Dataset items:
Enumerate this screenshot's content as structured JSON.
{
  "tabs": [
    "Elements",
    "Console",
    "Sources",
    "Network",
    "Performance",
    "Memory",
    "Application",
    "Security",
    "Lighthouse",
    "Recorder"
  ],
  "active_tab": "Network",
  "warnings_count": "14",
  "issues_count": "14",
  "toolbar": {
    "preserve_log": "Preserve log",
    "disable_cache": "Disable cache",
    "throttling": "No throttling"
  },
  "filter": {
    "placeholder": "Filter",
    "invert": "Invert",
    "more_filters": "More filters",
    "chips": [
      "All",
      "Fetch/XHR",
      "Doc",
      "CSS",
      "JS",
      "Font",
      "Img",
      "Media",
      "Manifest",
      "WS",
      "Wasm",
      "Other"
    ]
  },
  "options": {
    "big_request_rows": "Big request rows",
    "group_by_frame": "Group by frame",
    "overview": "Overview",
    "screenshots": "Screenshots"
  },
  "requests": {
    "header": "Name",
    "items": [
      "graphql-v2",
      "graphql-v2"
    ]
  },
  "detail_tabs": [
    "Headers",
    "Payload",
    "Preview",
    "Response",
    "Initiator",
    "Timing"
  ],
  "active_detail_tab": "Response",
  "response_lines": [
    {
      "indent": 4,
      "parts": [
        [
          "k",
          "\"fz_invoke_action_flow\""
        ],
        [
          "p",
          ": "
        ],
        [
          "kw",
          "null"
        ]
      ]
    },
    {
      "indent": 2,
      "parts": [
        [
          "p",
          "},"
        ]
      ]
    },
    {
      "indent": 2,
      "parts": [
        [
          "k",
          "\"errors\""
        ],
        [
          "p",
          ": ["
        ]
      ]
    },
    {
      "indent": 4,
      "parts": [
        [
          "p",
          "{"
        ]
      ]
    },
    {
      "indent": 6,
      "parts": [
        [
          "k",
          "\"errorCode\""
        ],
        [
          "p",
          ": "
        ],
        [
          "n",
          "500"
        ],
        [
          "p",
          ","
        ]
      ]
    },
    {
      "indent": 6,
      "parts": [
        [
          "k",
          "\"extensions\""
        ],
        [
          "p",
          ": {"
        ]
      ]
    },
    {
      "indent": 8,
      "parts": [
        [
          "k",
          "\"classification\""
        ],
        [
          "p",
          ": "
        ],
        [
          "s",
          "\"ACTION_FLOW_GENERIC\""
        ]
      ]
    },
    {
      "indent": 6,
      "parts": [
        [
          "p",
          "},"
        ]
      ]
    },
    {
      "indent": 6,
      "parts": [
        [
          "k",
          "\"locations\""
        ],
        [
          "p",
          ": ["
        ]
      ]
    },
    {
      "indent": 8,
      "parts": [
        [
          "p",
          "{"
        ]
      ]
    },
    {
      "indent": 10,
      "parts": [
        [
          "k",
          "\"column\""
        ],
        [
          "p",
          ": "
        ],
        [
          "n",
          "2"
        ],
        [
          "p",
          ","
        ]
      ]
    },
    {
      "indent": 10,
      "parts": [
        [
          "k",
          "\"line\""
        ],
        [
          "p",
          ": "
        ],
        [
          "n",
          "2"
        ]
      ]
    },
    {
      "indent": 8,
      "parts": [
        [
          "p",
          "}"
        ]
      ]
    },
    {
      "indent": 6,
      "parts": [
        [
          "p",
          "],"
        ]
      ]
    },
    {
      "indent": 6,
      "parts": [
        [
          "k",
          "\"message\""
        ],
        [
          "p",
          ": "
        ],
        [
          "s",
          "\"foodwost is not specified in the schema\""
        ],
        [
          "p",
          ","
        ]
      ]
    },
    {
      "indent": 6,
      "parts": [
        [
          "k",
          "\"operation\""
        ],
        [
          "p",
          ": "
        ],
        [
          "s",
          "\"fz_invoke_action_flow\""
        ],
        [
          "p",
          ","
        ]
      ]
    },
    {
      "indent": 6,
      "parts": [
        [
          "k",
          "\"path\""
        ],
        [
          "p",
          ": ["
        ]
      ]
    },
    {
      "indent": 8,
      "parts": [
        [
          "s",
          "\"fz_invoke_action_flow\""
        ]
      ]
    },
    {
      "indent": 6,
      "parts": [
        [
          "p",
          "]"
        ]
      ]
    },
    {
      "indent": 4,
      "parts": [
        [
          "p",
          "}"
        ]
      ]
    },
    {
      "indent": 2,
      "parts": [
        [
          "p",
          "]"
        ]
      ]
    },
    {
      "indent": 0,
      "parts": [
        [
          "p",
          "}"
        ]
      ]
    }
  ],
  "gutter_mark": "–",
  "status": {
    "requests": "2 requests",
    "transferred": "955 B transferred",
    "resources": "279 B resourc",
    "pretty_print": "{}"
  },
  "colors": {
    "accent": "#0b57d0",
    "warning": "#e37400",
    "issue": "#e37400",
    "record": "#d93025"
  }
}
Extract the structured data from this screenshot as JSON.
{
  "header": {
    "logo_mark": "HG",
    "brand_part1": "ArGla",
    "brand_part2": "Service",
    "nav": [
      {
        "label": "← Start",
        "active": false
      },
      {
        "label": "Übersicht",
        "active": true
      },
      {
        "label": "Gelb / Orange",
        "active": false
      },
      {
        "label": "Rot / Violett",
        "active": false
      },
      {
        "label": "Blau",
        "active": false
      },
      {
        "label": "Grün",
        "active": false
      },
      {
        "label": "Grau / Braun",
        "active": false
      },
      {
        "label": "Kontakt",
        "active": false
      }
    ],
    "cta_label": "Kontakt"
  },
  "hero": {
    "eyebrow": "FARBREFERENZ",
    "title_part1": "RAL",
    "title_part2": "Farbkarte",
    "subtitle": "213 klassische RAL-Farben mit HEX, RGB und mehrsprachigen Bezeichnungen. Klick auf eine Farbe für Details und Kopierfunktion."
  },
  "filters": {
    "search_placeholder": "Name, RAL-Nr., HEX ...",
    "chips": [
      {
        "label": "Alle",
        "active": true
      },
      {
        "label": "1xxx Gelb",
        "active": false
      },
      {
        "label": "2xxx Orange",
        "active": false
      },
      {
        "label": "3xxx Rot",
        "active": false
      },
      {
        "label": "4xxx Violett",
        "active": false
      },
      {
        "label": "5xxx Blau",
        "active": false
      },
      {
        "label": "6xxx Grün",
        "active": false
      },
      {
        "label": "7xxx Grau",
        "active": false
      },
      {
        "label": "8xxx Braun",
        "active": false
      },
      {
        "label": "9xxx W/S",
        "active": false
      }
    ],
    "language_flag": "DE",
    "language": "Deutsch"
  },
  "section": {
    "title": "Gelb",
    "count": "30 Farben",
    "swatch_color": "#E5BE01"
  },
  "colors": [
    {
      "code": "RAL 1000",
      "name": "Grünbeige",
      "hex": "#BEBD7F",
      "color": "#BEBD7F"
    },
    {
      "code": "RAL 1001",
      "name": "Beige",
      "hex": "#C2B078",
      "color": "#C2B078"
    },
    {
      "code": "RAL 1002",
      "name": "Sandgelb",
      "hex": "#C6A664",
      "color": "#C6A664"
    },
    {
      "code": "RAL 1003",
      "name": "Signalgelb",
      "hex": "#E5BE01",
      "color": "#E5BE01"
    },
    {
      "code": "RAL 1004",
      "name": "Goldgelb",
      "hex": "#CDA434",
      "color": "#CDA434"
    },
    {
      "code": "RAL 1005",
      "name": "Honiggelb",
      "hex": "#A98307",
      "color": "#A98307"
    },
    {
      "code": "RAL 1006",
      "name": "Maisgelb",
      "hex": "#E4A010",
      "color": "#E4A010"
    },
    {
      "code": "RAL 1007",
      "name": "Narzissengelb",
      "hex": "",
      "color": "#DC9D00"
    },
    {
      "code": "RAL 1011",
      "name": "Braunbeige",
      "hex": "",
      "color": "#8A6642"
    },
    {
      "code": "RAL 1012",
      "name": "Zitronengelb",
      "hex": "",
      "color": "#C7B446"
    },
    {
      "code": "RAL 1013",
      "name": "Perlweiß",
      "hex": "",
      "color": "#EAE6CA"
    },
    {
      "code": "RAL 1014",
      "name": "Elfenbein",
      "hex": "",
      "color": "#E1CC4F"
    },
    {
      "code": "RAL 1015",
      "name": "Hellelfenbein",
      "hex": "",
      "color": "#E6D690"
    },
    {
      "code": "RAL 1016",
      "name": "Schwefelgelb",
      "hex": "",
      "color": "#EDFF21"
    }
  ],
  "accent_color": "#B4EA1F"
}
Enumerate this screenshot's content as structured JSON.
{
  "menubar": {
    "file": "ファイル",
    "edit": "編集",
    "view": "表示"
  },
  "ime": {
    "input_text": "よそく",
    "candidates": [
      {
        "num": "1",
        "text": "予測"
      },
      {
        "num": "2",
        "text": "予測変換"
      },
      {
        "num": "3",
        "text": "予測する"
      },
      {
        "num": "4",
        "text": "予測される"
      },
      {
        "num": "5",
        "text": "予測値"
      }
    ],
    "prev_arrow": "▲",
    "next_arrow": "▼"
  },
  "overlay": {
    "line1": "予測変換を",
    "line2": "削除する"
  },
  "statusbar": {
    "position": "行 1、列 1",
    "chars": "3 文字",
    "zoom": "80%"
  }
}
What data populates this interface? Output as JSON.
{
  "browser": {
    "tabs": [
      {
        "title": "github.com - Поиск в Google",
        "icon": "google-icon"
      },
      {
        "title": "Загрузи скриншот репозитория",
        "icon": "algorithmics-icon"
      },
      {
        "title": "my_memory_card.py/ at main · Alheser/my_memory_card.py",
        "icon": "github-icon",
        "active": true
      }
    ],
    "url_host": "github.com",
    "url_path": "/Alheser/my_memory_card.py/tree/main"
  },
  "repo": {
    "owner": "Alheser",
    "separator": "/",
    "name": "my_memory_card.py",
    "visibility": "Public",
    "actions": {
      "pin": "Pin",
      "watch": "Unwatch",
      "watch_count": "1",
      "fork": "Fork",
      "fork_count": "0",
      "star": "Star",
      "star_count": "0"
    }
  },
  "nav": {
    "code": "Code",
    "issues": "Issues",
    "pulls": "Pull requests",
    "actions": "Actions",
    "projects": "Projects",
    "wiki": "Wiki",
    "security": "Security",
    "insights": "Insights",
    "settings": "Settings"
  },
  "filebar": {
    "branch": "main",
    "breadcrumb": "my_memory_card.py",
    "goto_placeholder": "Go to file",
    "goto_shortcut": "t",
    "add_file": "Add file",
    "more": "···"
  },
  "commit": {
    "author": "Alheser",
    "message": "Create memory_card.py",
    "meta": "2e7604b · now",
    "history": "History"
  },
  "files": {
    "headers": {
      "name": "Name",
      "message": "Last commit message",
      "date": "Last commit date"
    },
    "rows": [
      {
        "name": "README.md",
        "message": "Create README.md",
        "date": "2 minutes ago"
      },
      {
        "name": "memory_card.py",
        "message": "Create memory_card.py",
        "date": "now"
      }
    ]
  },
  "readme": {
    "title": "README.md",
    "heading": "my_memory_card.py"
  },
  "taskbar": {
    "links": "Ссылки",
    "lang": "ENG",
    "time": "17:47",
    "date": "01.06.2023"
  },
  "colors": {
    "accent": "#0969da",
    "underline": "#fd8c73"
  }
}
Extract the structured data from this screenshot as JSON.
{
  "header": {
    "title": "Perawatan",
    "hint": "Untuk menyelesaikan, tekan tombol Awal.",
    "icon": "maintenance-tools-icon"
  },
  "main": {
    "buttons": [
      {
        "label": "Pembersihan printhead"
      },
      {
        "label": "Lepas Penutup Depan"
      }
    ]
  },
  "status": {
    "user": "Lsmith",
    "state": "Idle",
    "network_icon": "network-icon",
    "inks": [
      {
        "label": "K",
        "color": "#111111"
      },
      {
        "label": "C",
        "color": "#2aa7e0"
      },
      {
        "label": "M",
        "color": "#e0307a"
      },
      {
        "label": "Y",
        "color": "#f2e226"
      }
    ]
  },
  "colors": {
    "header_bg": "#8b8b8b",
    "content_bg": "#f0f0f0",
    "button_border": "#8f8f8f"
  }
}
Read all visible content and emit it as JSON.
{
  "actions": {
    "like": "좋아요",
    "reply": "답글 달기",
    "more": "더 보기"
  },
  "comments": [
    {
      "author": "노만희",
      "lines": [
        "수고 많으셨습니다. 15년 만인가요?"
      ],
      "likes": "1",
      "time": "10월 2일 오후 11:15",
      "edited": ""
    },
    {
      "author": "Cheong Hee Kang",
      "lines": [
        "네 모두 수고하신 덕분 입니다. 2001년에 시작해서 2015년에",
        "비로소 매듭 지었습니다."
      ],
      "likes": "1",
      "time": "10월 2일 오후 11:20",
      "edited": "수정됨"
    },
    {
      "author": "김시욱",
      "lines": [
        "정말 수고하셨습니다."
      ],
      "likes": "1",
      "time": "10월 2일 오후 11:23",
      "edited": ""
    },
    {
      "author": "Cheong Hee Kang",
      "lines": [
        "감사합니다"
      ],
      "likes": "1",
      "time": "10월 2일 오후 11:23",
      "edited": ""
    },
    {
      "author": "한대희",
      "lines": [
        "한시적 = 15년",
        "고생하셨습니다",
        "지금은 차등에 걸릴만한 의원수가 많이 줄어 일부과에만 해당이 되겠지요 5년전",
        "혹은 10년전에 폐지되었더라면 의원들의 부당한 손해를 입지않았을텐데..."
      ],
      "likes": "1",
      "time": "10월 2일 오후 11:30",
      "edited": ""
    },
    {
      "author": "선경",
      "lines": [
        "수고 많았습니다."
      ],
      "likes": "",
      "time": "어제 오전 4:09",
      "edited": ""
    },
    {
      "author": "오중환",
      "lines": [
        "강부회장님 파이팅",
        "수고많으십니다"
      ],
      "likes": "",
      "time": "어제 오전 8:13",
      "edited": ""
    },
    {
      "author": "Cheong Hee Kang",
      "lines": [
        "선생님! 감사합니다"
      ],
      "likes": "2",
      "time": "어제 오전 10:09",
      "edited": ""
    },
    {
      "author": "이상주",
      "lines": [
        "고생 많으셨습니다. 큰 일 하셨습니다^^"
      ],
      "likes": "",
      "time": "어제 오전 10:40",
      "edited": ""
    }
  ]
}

Requirements: Above are the records. Identify each line that contains the word "Create".

Response to the exercise:
    "message": "Create memory_card.py",
        "message": "Create README.md",
        "message": "Create memory_card.py",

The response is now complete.